● What this task involves: Please give the data below again in full, exactly as it stands.

● Given entries:

******************************

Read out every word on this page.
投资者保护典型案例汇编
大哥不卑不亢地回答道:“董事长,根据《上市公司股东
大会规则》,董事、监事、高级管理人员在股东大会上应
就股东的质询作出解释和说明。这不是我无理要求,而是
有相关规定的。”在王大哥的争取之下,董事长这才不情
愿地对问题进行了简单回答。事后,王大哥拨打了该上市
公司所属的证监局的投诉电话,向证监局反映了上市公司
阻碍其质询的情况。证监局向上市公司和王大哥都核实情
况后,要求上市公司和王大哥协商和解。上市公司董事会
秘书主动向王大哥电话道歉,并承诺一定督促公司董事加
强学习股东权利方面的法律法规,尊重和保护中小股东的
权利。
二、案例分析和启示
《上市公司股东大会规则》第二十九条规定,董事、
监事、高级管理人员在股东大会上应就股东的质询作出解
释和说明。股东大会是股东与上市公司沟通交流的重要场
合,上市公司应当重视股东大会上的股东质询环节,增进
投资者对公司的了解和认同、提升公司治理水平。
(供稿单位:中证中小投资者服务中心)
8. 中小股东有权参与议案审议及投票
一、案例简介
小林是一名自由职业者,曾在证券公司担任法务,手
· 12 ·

******************************

● Answer to this task:
Read out every word on this page.
投资者保护典型案例汇编
大哥不卑不亢地回答道:“董事长,根据《上市公司股东
大会规则》,董事、监事、高级管理人员在股东大会上应
就股东的质询作出解释和说明。这不是我无理要求,而是
有相关规定的。”在王大哥的争取之下,董事长这才不情
愿地对问题进行了简单回答。事后,王大哥拨打了该上市
公司所属的证监局的投诉电话,向证监局反映了上市公司
阻碍其质询的情况。证监局向上市公司和王大哥都核实情
况后,要求上市公司和王大哥协商和解。上市公司董事会
秘书主动向王大哥电话道歉,并承诺一定督促公司董事加
强学习股东权利方面的法律法规,尊重和保护中小股东的
权利。
二、案例分析和启示
《上市公司股东大会规则》第二十九条规定,董事、
监事、高级管理人员在股东大会上应就股东的质询作出解
释和说明。股东大会是股东与上市公司沟通交流的重要场
合,上市公司应当重视股东大会上的股东质询环节,增进
投资者对公司的了解和认同、提升公司治理水平。
(供稿单位:中证中小投资者服务中心)
8. 中小股东有权参与议案审议及投票
一、案例简介
小林是一名自由职业者,曾在证券公司担任法务,手
· 12 ·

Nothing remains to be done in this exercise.